**The task:**
Identify the lines that contain the string "tuer" and copy all of them.

--- Given records ---

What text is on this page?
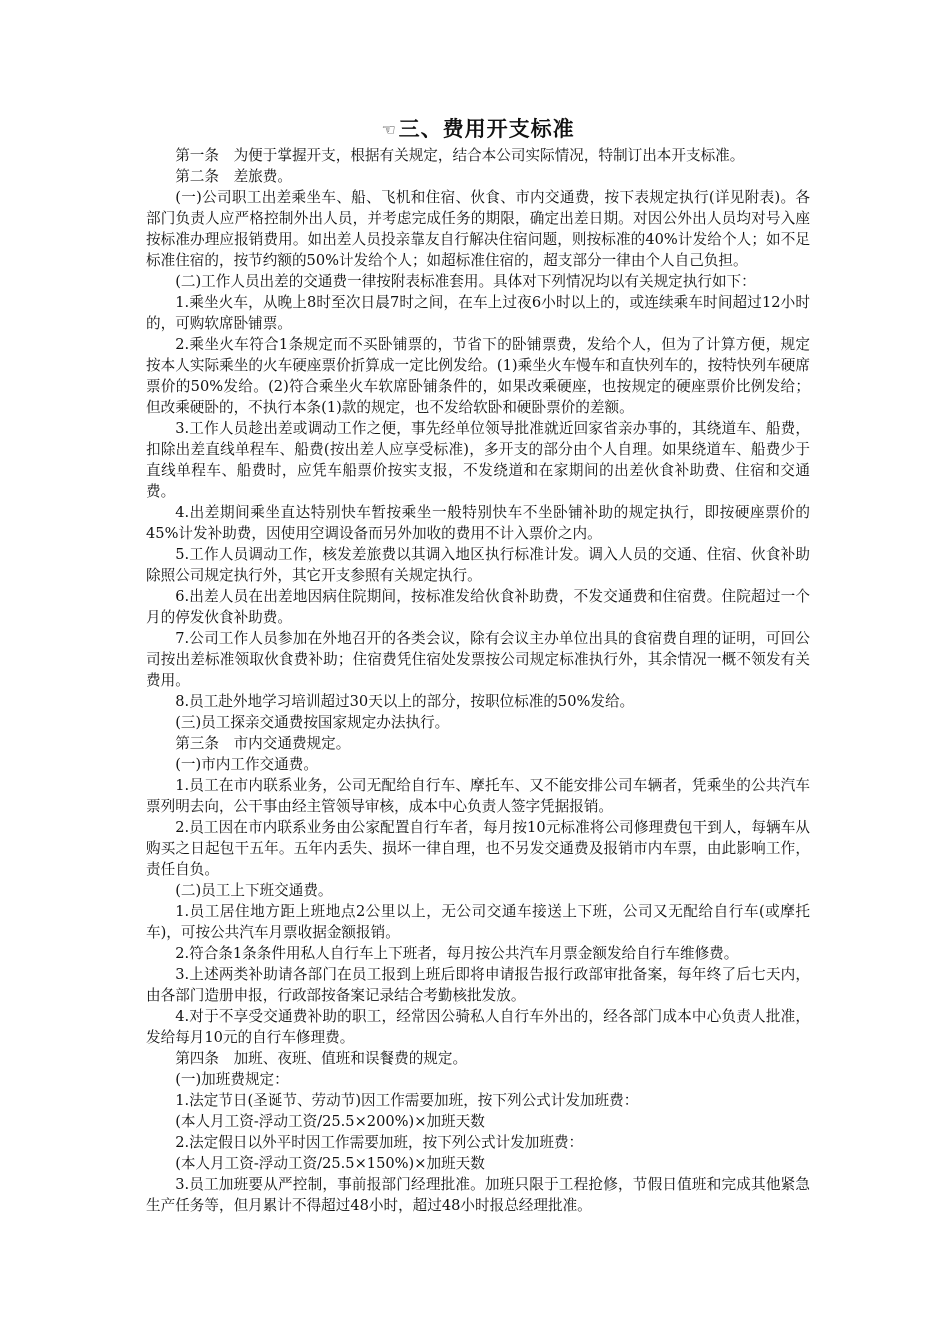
☜三、费用开支标准

第一条　为便于掌握开支，根据有关规定，结合本公司实际情况，特制订出本开支标准。

第二条　差旅费。

(一)公司职工出差乘坐车、船、飞机和住宿、伙食、市内交通费，按下表规定执行(详见附表)。各部门负责人应严格控制外出人员，并考虑完成任务的期限，确定出差日期。对因公外出人员均对号入座按标准办理应报销费用。如出差人员投亲靠友自行解决住宿问题，则按标准的40%计发给个人；如不足标准住宿的，按节约额的50%计发给个人；如超标准住宿的，超支部分一律由个人自己负担。

(二)工作人员出差的交通费一律按附表标准套用。具体对下列情况均以有关规定执行如下：

1.乘坐火车，从晚上8时至次日晨7时之间，在车上过夜6小时以上的，或连续乘车时间超过12小时的，可购软席卧铺票。

2.乘坐火车符合1条规定而不买卧铺票的，节省下的卧铺票费，发给个人，但为了计算方便，规定按本人实际乘坐的火车硬座票价折算成一定比例发给。(1)乘坐火车慢车和直快列车的，按特快列车硬席票价的50%发给。(2)符合乘坐火车软席卧铺条件的，如果改乘硬座，也按规定的硬座票价比例发给；但改乘硬卧的，不执行本条(1)款的规定，也不发给软卧和硬卧票价的差额。

3.工作人员趁出差或调动工作之便，事先经单位领导批准就近回家省亲办事的，其绕道车、船费，扣除出差直线单程车、船费(按出差人应享受标准)，多开支的部分由个人自理。如果绕道车、船费少于直线单程车、船费时，应凭车船票价按实支报，不发绕道和在家期间的出差伙食补助费、住宿和交通费。

4.出差期间乘坐直达特别快车暂按乘坐一般特别快车不坐卧铺补助的规定执行，即按硬座票价的45%计发补助费，因使用空调设备而另外加收的费用不计入票价之内。

5.工作人员调动工作，核发差旅费以其调入地区执行标准计发。调入人员的交通、住宿、伙食补助除照公司规定执行外，其它开支参照有关规定执行。

6.出差人员在出差地因病住院期间，按标准发给伙食补助费，不发交通费和住宿费。住院超过一个月的停发伙食补助费。

7.公司工作人员参加在外地召开的各类会议，除有会议主办单位出具的食宿费自理的证明，可回公司按出差标准领取伙食费补助；住宿费凭住宿处发票按公司规定标准执行外，其余情况一概不领发有关费用。

8.员工赴外地学习培训超过30天以上的部分，按职位标准的50%发给。

(三)员工探亲交通费按国家规定办法执行。

第三条　市内交通费规定。

(一)市内工作交通费。

1.员工在市内联系业务，公司无配给自行车、摩托车、又不能安排公司车辆者，凭乘坐的公共汽车票列明去向，公干事由经主管领导审核，成本中心负责人签字凭据报销。

2.员工因在市内联系业务由公家配置自行车者，每月按10元标准将公司修理费包干到人，每辆车从购买之日起包干五年。五年内丢失、损坏一律自理，也不另发交通费及报销市内车票，由此影响工作，责任自负。

(二)员工上下班交通费。

1.员工居住地方距上班地点2公里以上，无公司交通车接送上下班，公司又无配给自行车(或摩托车)，可按公共汽车月票收据金额报销。

2.符合条1条条件用私人自行车上下班者，每月按公共汽车月票金额发给自行车维修费。

3.上述两类补助请各部门在员工报到上班后即将申请报告报行政部审批备案，每年终了后七天内，由各部门造册申报，行政部按备案记录结合考勤核批发放。

4.对于不享受交通费补助的职工，经常因公骑私人自行车外出的，经各部门成本中心负责人批准，发给每月10元的自行车修理费。

第四条　加班、夜班、值班和误餐费的规定。

(一)加班费规定：

1.法定节日(圣诞节、劳动节)因工作需要加班，按下列公式计发加班费：

(本人月工资-浮动工资/25.5×200%)×加班天数

2.法定假日以外平时因工作需要加班，按下列公式计发加班费：

(本人月工资-浮动工资/25.5×150%)×加班天数

3.员工加班要从严控制，事前报部门经理批准。加班只限于工程抢修，节假日值班和完成其他紧急生产任务等，但月累计不得超过48小时，超过48小时报总经理批准。
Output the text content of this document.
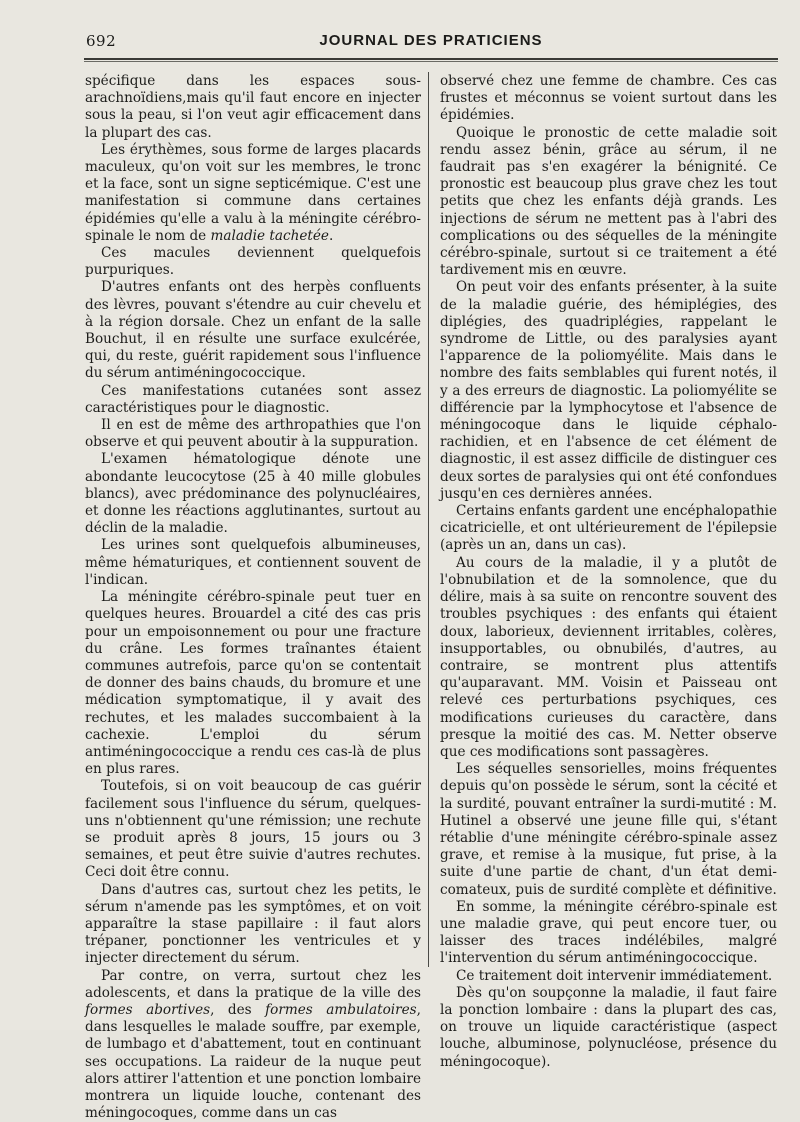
692	JOURNAL DES PRATICIENS

spécifique dans les espaces sous-arachnoïdiens,mais qu'il faut encore en injecter sous la peau, si l'on veut agir efficacement dans la plupart des cas.

Les érythèmes, sous forme de larges placards maculeux, qu'on voit sur les membres, le tronc et la face, sont un signe septicémique. C'est une manifestation si commune dans certaines épidémies qu'elle a valu à la méningite cérébro-spinale le nom de maladie tachetée.

Ces macules deviennent quelquefois purpuriques.

D'autres enfants ont des herpès confluents des lèvres, pouvant s'étendre au cuir chevelu et à la région dorsale. Chez un enfant de la salle Bouchut, il en résulte une surface exulcérée, qui, du reste, guérit rapidement sous l'influence du sérum antiméningococcique.

Ces manifestations cutanées sont assez caractéristiques pour le diagnostic.

Il en est de même des arthropathies que l'on observe et qui peuvent aboutir à la suppuration.

L'examen hématologique dénote une abondante leucocytose (25 à 40 mille globules blancs), avec prédominance des polynucléaires, et donne les réactions agglutinantes, surtout au déclin de la maladie.

Les urines sont quelquefois albumineuses, même hématuriques, et contiennent souvent de l'indican.

La méningite cérébro-spinale peut tuer en quelques heures. Brouardel a cité des cas pris pour un empoisonnement ou pour une fracture du crâne. Les formes traînantes étaient communes autrefois, parce qu'on se contentait de donner des bains chauds, du bromure et une médication symptomatique, il y avait des rechutes, et les malades succombaient à la cachexie. L'emploi du sérum antiméningococcique a rendu ces cas-là de plus en plus rares.

Toutefois, si on voit beaucoup de cas guérir facilement sous l'influence du sérum, quelques-uns n'obtiennent qu'une rémission; une rechute se produit après 8 jours, 15 jours ou 3 semaines, et peut être suivie d'autres rechutes. Ceci doit être connu.

Dans d'autres cas, surtout chez les petits, le sérum n'amende pas les symptômes, et on voit apparaître la stase papillaire : il faut alors trépaner, ponctionner les ventricules et y injecter directement du sérum.

Par contre, on verra, surtout chez les adolescents, et dans la pratique de la ville des formes abortives, des formes ambulatoires, dans lesquelles le malade souffre, par exemple, de lumbago et d'abattement, tout en continuant ses occupations. La raideur de la nuque peut alors attirer l'attention et une ponction lombaire montrera un liquide louche, contenant des méningocoques, comme dans un cas

observé chez une femme de chambre. Ces cas frustes et méconnus se voient surtout dans les épidémies.

Quoique le pronostic de cette maladie soit rendu assez bénin, grâce au sérum, il ne faudrait pas s'en exagérer la bénignité. Ce pronostic est beaucoup plus grave chez les tout petits que chez les enfants déjà grands. Les injections de sérum ne mettent pas à l'abri des complications ou des séquelles de la méningite cérébro-spinale, surtout si ce traitement a été tardivement mis en œuvre.

On peut voir des enfants présenter, à la suite de la maladie guérie, des hémiplégies, des diplégies, des quadriplégies, rappelant le syndrome de Little, ou des paralysies ayant l'apparence de la poliomyélite. Mais dans le nombre des faits semblables qui furent notés, il y a des erreurs de diagnostic. La poliomyélite se différencie par la lymphocytose et l'absence de méningocoque dans le liquide céphalo-rachidien, et en l'absence de cet élément de diagnostic, il est assez difficile de distinguer ces deux sortes de paralysies qui ont été confondues jusqu'en ces dernières années.

Certains enfants gardent une encéphalopathie cicatricielle, et ont ultérieurement de l'épilepsie (après un an, dans un cas).

Au cours de la maladie, il y a plutôt de l'obnubilation et de la somnolence, que du délire, mais à sa suite on rencontre souvent des troubles psychiques : des enfants qui étaient doux, laborieux, deviennent irritables, colères, insupportables, ou obnubilés, d'autres, au contraire, se montrent plus attentifs qu'auparavant. MM. Voisin et Paisseau ont relevé ces perturbations psychiques, ces modifications curieuses du caractère, dans presque la moitié des cas. M. Netter observe que ces modifications sont passagères.

Les séquelles sensorielles, moins fréquentes depuis qu'on possède le sérum, sont la cécité et la surdité, pouvant entraîner la surdi-mutité : M. Hutinel a observé une jeune fille qui, s'étant rétablie d'une méningite cérébro-spinale assez grave, et remise à la musique, fut prise, à la suite d'une partie de chant, d'un état demi-comateux, puis de surdité complète et définitive.

En somme, la méningite cérébro-spinale est une maladie grave, qui peut encore tuer, ou laisser des traces indélébiles, malgré l'intervention du sérum antiméningococcique.

Ce traitement doit intervenir immédiatement.

Dès qu'on soupçonne la maladie, il faut faire la ponction lombaire : dans la plupart des cas, on trouve un liquide caractéristique (aspect louche, albuminose, polynucléose, présence du méningocoque).
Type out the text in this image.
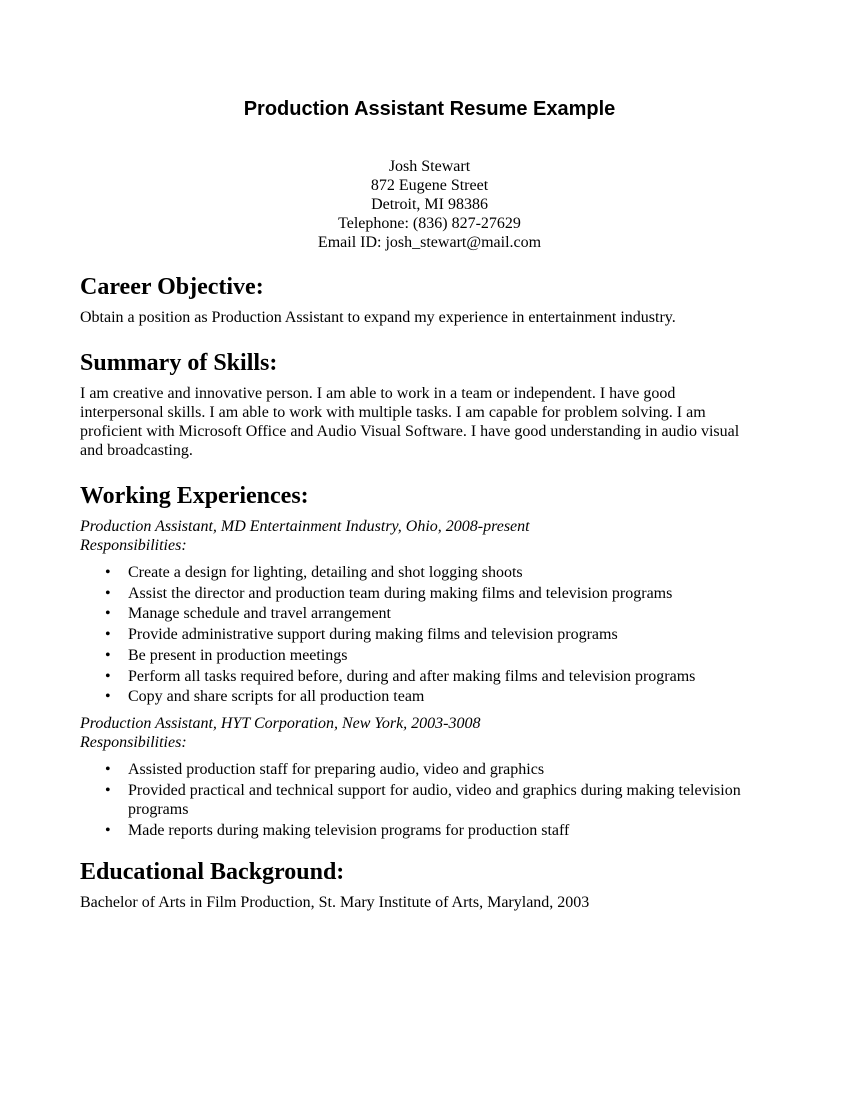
Production Assistant Resume Example
Josh Stewart
872 Eugene Street
Detroit, MI 98386
Telephone: (836) 827-27629
Email ID: josh_stewart@mail.com
Career Objective:
Obtain a position as Production Assistant to expand my experience in entertainment industry.
Summary of Skills:
I am creative and innovative person. I am able to work in a team or independent. I have good
interpersonal skills. I am able to work with multiple tasks. I am capable for problem solving. I am
proficient with Microsoft Office and Audio Visual Software. I have good understanding in audio visual
and broadcasting.
Working Experiences:
Production Assistant, MD Entertainment Industry, Ohio, 2008-present
Responsibilities:
• Create a design for lighting, detailing and shot logging shoots
• Assist the director and production team during making films and television programs
• Manage schedule and travel arrangement
• Provide administrative support during making films and television programs
• Be present in production meetings
• Perform all tasks required before, during and after making films and television programs
• Copy and share scripts for all production team
Production Assistant, HYT Corporation, New York, 2003-3008
Responsibilities:
• Assisted production staff for preparing audio, video and graphics
• Provided practical and technical support for audio, video and graphics during making television programs
• Made reports during making television programs for production staff
Educational Background:
Bachelor of Arts in Film Production, St. Mary Institute of Arts, Maryland, 2003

---

**Written reply:**
La méningite cérébro-spinale peut tuer en quelques heures. Brouardel a cité des cas pris pour un empoisonnement ou pour une fracture du crâne. Les formes traînantes étaient communes autrefois, parce qu'on se contentait de donner des bains chauds, du bromure et une médication symptomatique, il y avait des rechutes, et les malades succombaient à la cachexie. L'emploi du sérum antiméningococcique a rendu ces cas-là de plus en plus rares.
En somme, la méningite cérébro-spinale est une maladie grave, qui peut encore tuer, ou laisser des traces indélébiles, malgré l'intervention du sérum antiméningococcique.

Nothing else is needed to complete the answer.